Task statement – Arrange the lines of the records below as a Markdown table with two columns, "Row" and "Line". Number each line under "Row", place the line itself under "Line", and omit blank lines.

Given records –
+ + + + + + +

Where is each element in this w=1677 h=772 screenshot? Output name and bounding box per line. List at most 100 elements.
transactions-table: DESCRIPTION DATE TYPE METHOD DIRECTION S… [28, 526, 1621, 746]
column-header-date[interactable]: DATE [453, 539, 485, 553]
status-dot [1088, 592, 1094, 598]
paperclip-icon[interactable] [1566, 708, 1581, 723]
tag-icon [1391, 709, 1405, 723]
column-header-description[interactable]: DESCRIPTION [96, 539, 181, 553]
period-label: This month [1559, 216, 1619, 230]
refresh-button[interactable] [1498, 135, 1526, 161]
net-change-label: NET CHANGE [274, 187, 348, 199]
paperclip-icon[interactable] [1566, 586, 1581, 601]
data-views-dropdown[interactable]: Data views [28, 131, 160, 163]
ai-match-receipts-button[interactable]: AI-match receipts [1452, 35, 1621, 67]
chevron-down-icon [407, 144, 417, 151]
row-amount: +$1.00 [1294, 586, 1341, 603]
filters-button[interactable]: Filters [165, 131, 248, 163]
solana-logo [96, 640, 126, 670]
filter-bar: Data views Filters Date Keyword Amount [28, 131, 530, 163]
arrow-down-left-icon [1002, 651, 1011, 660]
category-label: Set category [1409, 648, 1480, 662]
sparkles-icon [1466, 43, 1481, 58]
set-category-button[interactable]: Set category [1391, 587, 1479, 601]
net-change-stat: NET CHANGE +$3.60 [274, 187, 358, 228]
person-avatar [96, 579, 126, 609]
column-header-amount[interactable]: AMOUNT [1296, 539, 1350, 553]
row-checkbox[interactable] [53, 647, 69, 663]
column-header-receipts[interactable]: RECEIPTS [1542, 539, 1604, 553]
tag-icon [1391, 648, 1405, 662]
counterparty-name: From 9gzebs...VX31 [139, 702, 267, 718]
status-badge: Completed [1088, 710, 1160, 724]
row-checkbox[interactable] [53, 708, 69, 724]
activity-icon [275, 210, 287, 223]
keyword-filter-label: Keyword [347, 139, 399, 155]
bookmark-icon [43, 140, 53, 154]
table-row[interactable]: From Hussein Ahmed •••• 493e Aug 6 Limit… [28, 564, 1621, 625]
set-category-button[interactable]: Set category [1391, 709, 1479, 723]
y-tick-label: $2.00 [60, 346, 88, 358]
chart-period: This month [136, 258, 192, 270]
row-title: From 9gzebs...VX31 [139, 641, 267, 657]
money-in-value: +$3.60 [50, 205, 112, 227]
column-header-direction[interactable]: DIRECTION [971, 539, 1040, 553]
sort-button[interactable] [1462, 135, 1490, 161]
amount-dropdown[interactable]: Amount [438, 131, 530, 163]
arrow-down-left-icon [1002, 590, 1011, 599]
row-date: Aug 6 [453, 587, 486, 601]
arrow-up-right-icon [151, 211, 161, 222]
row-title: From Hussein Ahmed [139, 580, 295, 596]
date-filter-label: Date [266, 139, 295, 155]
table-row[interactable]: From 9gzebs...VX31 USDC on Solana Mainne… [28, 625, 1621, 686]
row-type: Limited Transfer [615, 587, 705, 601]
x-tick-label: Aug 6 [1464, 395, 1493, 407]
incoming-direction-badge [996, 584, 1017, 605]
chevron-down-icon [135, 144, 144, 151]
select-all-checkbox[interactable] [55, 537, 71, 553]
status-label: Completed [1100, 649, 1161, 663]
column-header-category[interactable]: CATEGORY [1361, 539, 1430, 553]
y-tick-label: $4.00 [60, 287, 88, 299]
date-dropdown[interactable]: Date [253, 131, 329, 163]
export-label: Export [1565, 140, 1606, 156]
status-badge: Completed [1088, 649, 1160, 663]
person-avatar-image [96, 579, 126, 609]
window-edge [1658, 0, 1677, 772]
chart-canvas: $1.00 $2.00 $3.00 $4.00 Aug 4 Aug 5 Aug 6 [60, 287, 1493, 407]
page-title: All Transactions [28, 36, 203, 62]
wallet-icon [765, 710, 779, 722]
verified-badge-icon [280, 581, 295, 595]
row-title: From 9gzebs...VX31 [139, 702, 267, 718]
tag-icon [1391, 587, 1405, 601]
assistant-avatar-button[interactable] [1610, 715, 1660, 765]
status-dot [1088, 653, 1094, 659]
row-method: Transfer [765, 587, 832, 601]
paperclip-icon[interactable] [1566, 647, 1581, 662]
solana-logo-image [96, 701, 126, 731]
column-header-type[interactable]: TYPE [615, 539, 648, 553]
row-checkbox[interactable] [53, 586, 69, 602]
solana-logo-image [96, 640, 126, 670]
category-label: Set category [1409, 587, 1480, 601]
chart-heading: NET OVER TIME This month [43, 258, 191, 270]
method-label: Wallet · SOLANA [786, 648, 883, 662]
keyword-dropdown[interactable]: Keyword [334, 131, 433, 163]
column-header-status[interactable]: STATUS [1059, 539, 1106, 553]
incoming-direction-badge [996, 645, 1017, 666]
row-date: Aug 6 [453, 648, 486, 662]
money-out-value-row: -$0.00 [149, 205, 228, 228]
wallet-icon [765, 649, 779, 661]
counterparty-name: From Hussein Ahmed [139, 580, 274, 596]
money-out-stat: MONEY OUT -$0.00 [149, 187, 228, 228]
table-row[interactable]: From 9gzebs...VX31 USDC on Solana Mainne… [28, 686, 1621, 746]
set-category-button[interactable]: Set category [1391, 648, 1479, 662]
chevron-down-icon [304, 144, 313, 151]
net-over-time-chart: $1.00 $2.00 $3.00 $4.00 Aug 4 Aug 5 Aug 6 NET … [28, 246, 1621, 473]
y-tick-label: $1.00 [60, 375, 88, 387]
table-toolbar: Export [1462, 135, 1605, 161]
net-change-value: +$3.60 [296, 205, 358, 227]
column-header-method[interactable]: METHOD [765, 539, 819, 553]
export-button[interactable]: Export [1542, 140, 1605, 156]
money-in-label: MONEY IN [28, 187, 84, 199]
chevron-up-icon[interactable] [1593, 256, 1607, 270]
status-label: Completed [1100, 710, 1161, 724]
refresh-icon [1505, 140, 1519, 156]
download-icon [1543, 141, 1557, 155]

+ + + + + + +

Task answer –
| Row | Line |
|---|---|
| 1 | Where is each element in this w=1677 h=772 screenshot? Output name and bounding box per line. List at most 100 elements. |
| 2 | transactions-table: DESCRIPTION DATE TYPE METHOD DIRECTION S… [28, 526, 1621, 746] |
| 3 | column-header-date[interactable]: DATE [453, 539, 485, 553] |
| 4 | status-dot [1088, 592, 1094, 598] |
| 5 | paperclip-icon[interactable] [1566, 708, 1581, 723] |
| 6 | tag-icon [1391, 709, 1405, 723] |
| 7 | column-header-description[interactable]: DESCRIPTION [96, 539, 181, 553] |
| 8 | period-label: This month [1559, 216, 1619, 230] |
| 9 | refresh-button[interactable] [1498, 135, 1526, 161] |
| 10 | net-change-label: NET CHANGE [274, 187, 348, 199] |
| 11 | paperclip-icon[interactable] [1566, 586, 1581, 601] |
| 12 | data-views-dropdown[interactable]: Data views [28, 131, 160, 163] |
| 13 | ai-match-receipts-button[interactable]: AI-match receipts [1452, 35, 1621, 67] |
| 14 | chevron-down-icon [407, 144, 417, 151] |
| 15 | row-amount: +$1.00 [1294, 586, 1341, 603] |
| 16 | filters-button[interactable]: Filters [165, 131, 248, 163] |
| 17 | solana-logo [96, 640, 126, 670] |
| 18 | filter-bar: Data views Filters Date Keyword Amount [28, 131, 530, 163] |
| 19 | arrow-down-left-icon [1002, 651, 1011, 660] |
| 20 | category-label: Set category [1409, 648, 1480, 662] |
| 21 | sparkles-icon [1466, 43, 1481, 58] |
| 22 | set-category-button[interactable]: Set category [1391, 587, 1479, 601] |
| 23 | net-change-stat: NET CHANGE +$3.60 [274, 187, 358, 228] |
| 24 | person-avatar [96, 579, 126, 609] |
| 25 | column-header-amount[interactable]: AMOUNT [1296, 539, 1350, 553] |
| 26 | row-checkbox[interactable] [53, 647, 69, 663] |
| 27 | column-header-receipts[interactable]: RECEIPTS [1542, 539, 1604, 553] |
| 28 | tag-icon [1391, 648, 1405, 662] |
| 29 | counterparty-name: From 9gzebs...VX31 [139, 702, 267, 718] |
| 30 | status-badge: Completed [1088, 710, 1160, 724] |
| 31 | row-checkbox[interactable] [53, 708, 69, 724] |
| 32 | activity-icon [275, 210, 287, 223] |
| 33 | keyword-filter-label: Keyword [347, 139, 399, 155] |
| 34 | bookmark-icon [43, 140, 53, 154] |
| 35 | table-row[interactable]: From Hussein Ahmed •••• 493e Aug 6 Limit… [28, 564, 1621, 625] |
| 36 | set-category-button[interactable]: Set category [1391, 709, 1479, 723] |
| 37 | y-tick-label: $2.00 [60, 346, 88, 358] |
| 38 | chart-period: This month [136, 258, 192, 270] |
| 39 | row-title: From 9gzebs...VX31 [139, 641, 267, 657] |
| 40 | money-in-value: +$3.60 [50, 205, 112, 227] |
| 41 | column-header-direction[interactable]: DIRECTION [971, 539, 1040, 553] |
| 42 | sort-button[interactable] [1462, 135, 1490, 161] |
| 43 | amount-dropdown[interactable]: Amount [438, 131, 530, 163] |
| 44 | arrow-down-left-icon [1002, 590, 1011, 599] |
| 45 | row-date: Aug 6 [453, 587, 486, 601] |
| 46 | arrow-up-right-icon [151, 211, 161, 222] |
| 47 | row-title: From Hussein Ahmed [139, 580, 295, 596] |
| 48 | date-filter-label: Date [266, 139, 295, 155] |
| 49 | table-row[interactable]: From 9gzebs...VX31 USDC on Solana Mainne… [28, 625, 1621, 686] |
| 50 | row-type: Limited Transfer [615, 587, 705, 601] |
| 51 | x-tick-label: Aug 6 [1464, 395, 1493, 407] |
| 52 | incoming-direction-badge [996, 584, 1017, 605] |
| 53 | chevron-down-icon [135, 144, 144, 151] |
| 54 | select-all-checkbox[interactable] [55, 537, 71, 553] |
| 55 | status-label: Completed [1100, 649, 1161, 663] |
| 56 | column-header-category[interactable]: CATEGORY [1361, 539, 1430, 553] |
| 57 | y-tick-label: $4.00 [60, 287, 88, 299] |
| 58 | date-dropdown[interactable]: Date [253, 131, 329, 163] |
| 59 | export-label: Export [1565, 140, 1606, 156] |
| 60 | status-badge: Completed [1088, 649, 1160, 663] |
| 61 | person-avatar-image [96, 579, 126, 609] |
| 62 | window-edge [1658, 0, 1677, 772] |
| 63 | chart-canvas: $1.00 $2.00 $3.00 $4.00 Aug 4 Aug 5 Aug 6 [60, 287, 1493, 407] |
| 64 | page-title: All Transactions [28, 36, 203, 62] |
| 65 | wallet-icon [765, 710, 779, 722] |
| 66 | verified-badge-icon [280, 581, 295, 595] |
| 67 | row-title: From 9gzebs...VX31 [139, 702, 267, 718] |
| 68 | tag-icon [1391, 587, 1405, 601] |
| 69 | assistant-avatar-button[interactable] [1610, 715, 1660, 765] |
| 70 | status-dot [1088, 653, 1094, 659] |
| 71 | row-method: Transfer [765, 587, 832, 601] |
| 72 | paperclip-icon[interactable] [1566, 647, 1581, 662] |
| 73 | solana-logo-image [96, 701, 126, 731] |
| 74 | column-header-type[interactable]: TYPE [615, 539, 648, 553] |
| 75 | row-checkbox[interactable] [53, 586, 69, 602] |
| 76 | solana-logo-image [96, 640, 126, 670] |
| 77 | category-label: Set category [1409, 587, 1480, 601] |
| 78 | chart-heading: NET OVER TIME This month [43, 258, 191, 270] |
| 79 | method-label: Wallet · SOLANA [786, 648, 883, 662] |
| 80 | keyword-dropdown[interactable]: Keyword [334, 131, 433, 163] |
| 81 | column-header-status[interactable]: STATUS [1059, 539, 1106, 553] |
| 82 | incoming-direction-badge [996, 645, 1017, 666] |
| 83 | row-date: Aug 6 [453, 648, 486, 662] |
| 84 | money-out-value-row: -$0.00 [149, 205, 228, 228] |
| 85 | wallet-icon [765, 649, 779, 661] |
| 86 | counterparty-name: From Hussein Ahmed [139, 580, 274, 596] |
| 87 | money-out-stat: MONEY OUT -$0.00 [149, 187, 228, 228] |
| 88 | table-row[interactable]: From 9gzebs...VX31 USDC on Solana Mainne… [28, 686, 1621, 746] |
| 89 | set-category-button[interactable]: Set category [1391, 648, 1479, 662] |
| 90 | chevron-down-icon [304, 144, 313, 151] |
| 91 | net-over-time-chart: $1.00 $2.00 $3.00 $4.00 Aug 4 Aug 5 Aug 6 NET … [28, 246, 1621, 473] |
| 92 | y-tick-label: $1.00 [60, 375, 88, 387] |
| 93 | table-toolbar: Export [1462, 135, 1605, 161] |
| 94 | net-change-value: +$3.60 [296, 205, 358, 227] |
| 95 | column-header-method[interactable]: METHOD [765, 539, 819, 553] |
| 96 | export-button[interactable]: Export [1542, 140, 1605, 156] |
| 97 | money-in-label: MONEY IN [28, 187, 84, 199] |
| 98 | chevron-up-icon[interactable] [1593, 256, 1607, 270] |
| 99 | status-label: Completed [1100, 710, 1161, 724] |
| 100 | refresh-icon [1505, 140, 1519, 156] |
| 101 | download-icon [1543, 141, 1557, 155] |